(SUPPLIED DATA):
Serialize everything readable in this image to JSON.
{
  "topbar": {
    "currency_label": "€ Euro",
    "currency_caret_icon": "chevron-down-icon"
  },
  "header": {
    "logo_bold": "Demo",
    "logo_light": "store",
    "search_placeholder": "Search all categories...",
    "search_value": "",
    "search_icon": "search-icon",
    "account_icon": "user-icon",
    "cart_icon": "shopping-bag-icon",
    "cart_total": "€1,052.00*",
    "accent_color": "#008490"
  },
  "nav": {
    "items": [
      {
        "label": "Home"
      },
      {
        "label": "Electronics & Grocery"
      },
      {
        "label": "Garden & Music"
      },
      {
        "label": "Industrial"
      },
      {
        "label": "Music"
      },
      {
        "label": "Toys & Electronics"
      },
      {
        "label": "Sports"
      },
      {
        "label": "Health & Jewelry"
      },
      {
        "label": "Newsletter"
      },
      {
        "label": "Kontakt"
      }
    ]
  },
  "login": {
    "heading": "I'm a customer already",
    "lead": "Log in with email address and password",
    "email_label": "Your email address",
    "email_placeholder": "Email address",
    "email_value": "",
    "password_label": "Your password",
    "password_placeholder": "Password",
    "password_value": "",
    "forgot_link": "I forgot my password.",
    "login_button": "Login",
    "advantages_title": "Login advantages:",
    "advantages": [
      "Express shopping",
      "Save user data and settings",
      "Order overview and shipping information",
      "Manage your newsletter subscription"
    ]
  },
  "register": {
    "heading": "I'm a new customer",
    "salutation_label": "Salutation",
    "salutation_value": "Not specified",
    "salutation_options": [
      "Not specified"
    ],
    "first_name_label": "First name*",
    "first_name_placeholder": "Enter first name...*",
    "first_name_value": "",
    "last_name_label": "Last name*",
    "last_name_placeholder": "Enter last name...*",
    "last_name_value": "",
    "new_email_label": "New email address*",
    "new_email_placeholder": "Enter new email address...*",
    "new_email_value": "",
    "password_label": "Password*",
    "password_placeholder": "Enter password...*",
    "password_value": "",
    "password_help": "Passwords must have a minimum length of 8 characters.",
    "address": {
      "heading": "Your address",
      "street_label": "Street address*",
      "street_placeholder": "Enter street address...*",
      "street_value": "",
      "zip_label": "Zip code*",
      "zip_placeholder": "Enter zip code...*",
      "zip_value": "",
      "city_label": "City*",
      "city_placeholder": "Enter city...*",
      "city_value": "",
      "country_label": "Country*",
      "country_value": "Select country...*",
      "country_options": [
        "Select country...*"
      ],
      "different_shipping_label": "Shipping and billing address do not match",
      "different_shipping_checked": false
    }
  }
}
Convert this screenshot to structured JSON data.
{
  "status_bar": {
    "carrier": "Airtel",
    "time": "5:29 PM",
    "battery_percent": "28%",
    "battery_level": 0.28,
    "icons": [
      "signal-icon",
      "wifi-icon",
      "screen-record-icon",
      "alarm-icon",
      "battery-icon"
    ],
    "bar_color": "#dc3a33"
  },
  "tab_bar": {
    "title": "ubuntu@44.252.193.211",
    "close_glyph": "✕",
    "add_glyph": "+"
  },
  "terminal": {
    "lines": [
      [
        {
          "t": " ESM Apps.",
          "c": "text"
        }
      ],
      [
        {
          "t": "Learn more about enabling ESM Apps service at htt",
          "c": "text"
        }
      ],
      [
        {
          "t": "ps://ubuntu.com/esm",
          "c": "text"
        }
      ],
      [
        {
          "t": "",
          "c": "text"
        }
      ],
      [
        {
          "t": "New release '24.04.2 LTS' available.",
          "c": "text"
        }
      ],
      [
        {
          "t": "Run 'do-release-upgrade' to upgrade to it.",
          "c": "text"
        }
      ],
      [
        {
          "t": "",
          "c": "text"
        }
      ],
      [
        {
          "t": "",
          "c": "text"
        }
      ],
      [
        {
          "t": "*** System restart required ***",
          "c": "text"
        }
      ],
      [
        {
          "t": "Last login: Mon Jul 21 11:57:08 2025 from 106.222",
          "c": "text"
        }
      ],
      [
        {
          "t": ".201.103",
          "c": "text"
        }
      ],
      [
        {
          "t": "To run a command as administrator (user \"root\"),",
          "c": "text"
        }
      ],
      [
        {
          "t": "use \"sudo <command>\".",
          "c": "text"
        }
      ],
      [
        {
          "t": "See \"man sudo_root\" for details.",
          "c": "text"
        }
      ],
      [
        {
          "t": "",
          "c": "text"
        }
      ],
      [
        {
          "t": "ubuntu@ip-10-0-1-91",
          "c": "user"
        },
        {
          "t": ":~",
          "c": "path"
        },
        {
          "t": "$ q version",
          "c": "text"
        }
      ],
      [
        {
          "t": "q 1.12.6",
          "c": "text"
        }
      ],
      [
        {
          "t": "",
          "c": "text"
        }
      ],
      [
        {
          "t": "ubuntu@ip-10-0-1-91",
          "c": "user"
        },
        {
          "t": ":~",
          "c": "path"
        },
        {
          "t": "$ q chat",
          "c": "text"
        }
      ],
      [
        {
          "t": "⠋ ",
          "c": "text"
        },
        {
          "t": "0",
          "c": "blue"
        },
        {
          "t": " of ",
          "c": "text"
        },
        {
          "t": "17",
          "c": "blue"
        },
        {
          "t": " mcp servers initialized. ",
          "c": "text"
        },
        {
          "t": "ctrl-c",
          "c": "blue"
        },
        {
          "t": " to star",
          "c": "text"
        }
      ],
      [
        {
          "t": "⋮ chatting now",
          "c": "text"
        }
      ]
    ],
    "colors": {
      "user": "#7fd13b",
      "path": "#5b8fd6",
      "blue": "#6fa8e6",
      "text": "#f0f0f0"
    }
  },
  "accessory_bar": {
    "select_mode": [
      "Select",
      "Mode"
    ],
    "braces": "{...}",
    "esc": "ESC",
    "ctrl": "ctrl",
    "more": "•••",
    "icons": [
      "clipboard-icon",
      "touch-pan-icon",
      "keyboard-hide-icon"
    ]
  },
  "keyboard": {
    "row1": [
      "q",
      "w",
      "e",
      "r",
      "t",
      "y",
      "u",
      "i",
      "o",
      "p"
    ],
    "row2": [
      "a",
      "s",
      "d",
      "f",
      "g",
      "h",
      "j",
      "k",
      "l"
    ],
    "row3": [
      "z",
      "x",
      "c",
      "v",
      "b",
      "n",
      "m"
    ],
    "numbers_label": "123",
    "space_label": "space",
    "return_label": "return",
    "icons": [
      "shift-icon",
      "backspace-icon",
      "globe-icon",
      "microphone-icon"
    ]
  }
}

(EXERCISE OBJECTIVE): Repeat the whole listing exactly, keeping every line intact.

(SOLUTION FOR THIS EXERCISE):
Serialize everything readable in this image to JSON.
{
  "topbar": {
    "currency_label": "€ Euro",
    "currency_caret_icon": "chevron-down-icon"
  },
  "header": {
    "logo_bold": "Demo",
    "logo_light": "store",
    "search_placeholder": "Search all categories...",
    "search_value": "",
    "search_icon": "search-icon",
    "account_icon": "user-icon",
    "cart_icon": "shopping-bag-icon",
    "cart_total": "€1,052.00*",
    "accent_color": "#008490"
  },
  "nav": {
    "items": [
      {
        "label": "Home"
      },
      {
        "label": "Electronics & Grocery"
      },
      {
        "label": "Garden & Music"
      },
      {
        "label": "Industrial"
      },
      {
        "label": "Music"
      },
      {
        "label": "Toys & Electronics"
      },
      {
        "label": "Sports"
      },
      {
        "label": "Health & Jewelry"
      },
      {
        "label": "Newsletter"
      },
      {
        "label": "Kontakt"
      }
    ]
  },
  "login": {
    "heading": "I'm a customer already",
    "lead": "Log in with email address and password",
    "email_label": "Your email address",
    "email_placeholder": "Email address",
    "email_value": "",
    "password_label": "Your password",
    "password_placeholder": "Password",
    "password_value": "",
    "forgot_link": "I forgot my password.",
    "login_button": "Login",
    "advantages_title": "Login advantages:",
    "advantages": [
      "Express shopping",
      "Save user data and settings",
      "Order overview and shipping information",
      "Manage your newsletter subscription"
    ]
  },
  "register": {
    "heading": "I'm a new customer",
    "salutation_label": "Salutation",
    "salutation_value": "Not specified",
    "salutation_options": [
      "Not specified"
    ],
    "first_name_label": "First name*",
    "first_name_placeholder": "Enter first name...*",
    "first_name_value": "",
    "last_name_label": "Last name*",
    "last_name_placeholder": "Enter last name...*",
    "last_name_value": "",
    "new_email_label": "New email address*",
    "new_email_placeholder": "Enter new email address...*",
    "new_email_value": "",
    "password_label": "Password*",
    "password_placeholder": "Enter password...*",
    "password_value": "",
    "password_help": "Passwords must have a minimum length of 8 characters.",
    "address": {
      "heading": "Your address",
      "street_label": "Street address*",
      "street_placeholder": "Enter street address...*",
      "street_value": "",
      "zip_label": "Zip code*",
      "zip_placeholder": "Enter zip code...*",
      "zip_value": "",
      "city_label": "City*",
      "city_placeholder": "Enter city...*",
      "city_value": "",
      "country_label": "Country*",
      "country_value": "Select country...*",
      "country_options": [
        "Select country...*"
      ],
      "different_shipping_label": "Shipping and billing address do not match",
      "different_shipping_checked": false
    }
  }
}
Convert this screenshot to structured JSON data.
{
  "status_bar": {
    "carrier": "Airtel",
    "time": "5:29 PM",
    "battery_percent": "28%",
    "battery_level": 0.28,
    "icons": [
      "signal-icon",
      "wifi-icon",
      "screen-record-icon",
      "alarm-icon",
      "battery-icon"
    ],
    "bar_color": "#dc3a33"
  },
  "tab_bar": {
    "title": "ubuntu@44.252.193.211",
    "close_glyph": "✕",
    "add_glyph": "+"
  },
  "terminal": {
    "lines": [
      [
        {
          "t": " ESM Apps.",
          "c": "text"
        }
      ],
      [
        {
          "t": "Learn more about enabling ESM Apps service at htt",
          "c": "text"
        }
      ],
      [
        {
          "t": "ps://ubuntu.com/esm",
          "c": "text"
        }
      ],
      [
        {
          "t": "",
          "c": "text"
        }
      ],
      [
        {
          "t": "New release '24.04.2 LTS' available.",
          "c": "text"
        }
      ],
      [
        {
          "t": "Run 'do-release-upgrade' to upgrade to it.",
          "c": "text"
        }
      ],
      [
        {
          "t": "",
          "c": "text"
        }
      ],
      [
        {
          "t": "",
          "c": "text"
        }
      ],
      [
        {
          "t": "*** System restart required ***",
          "c": "text"
        }
      ],
      [
        {
          "t": "Last login: Mon Jul 21 11:57:08 2025 from 106.222",
          "c": "text"
        }
      ],
      [
        {
          "t": ".201.103",
          "c": "text"
        }
      ],
      [
        {
          "t": "To run a command as administrator (user \"root\"),",
          "c": "text"
        }
      ],
      [
        {
          "t": "use \"sudo <command>\".",
          "c": "text"
        }
      ],
      [
        {
          "t": "See \"man sudo_root\" for details.",
          "c": "text"
        }
      ],
      [
        {
          "t": "",
          "c": "text"
        }
      ],
      [
        {
          "t": "ubuntu@ip-10-0-1-91",
          "c": "user"
        },
        {
          "t": ":~",
          "c": "path"
        },
        {
          "t": "$ q version",
          "c": "text"
        }
      ],
      [
        {
          "t": "q 1.12.6",
          "c": "text"
        }
      ],
      [
        {
          "t": "",
          "c": "text"
        }
      ],
      [
        {
          "t": "ubuntu@ip-10-0-1-91",
          "c": "user"
        },
        {
          "t": ":~",
          "c": "path"
        },
        {
          "t": "$ q chat",
          "c": "text"
        }
      ],
      [
        {
          "t": "⠋ ",
          "c": "text"
        },
        {
          "t": "0",
          "c": "blue"
        },
        {
          "t": " of ",
          "c": "text"
        },
        {
          "t": "17",
          "c": "blue"
        },
        {
          "t": " mcp servers initialized. ",
          "c": "text"
        },
        {
          "t": "ctrl-c",
          "c": "blue"
        },
        {
          "t": " to star",
          "c": "text"
        }
      ],
      [
        {
          "t": "⋮ chatting now",
          "c": "text"
        }
      ]
    ],
    "colors": {
      "user": "#7fd13b",
      "path": "#5b8fd6",
      "blue": "#6fa8e6",
      "text": "#f0f0f0"
    }
  },
  "accessory_bar": {
    "select_mode": [
      "Select",
      "Mode"
    ],
    "braces": "{...}",
    "esc": "ESC",
    "ctrl": "ctrl",
    "more": "•••",
    "icons": [
      "clipboard-icon",
      "touch-pan-icon",
      "keyboard-hide-icon"
    ]
  },
  "keyboard": {
    "row1": [
      "q",
      "w",
      "e",
      "r",
      "t",
      "y",
      "u",
      "i",
      "o",
      "p"
    ],
    "row2": [
      "a",
      "s",
      "d",
      "f",
      "g",
      "h",
      "j",
      "k",
      "l"
    ],
    "row3": [
      "z",
      "x",
      "c",
      "v",
      "b",
      "n",
      "m"
    ],
    "numbers_label": "123",
    "space_label": "space",
    "return_label": "return",
    "icons": [
      "shift-icon",
      "backspace-icon",
      "globe-icon",
      "microphone-icon"
    ]
  }
}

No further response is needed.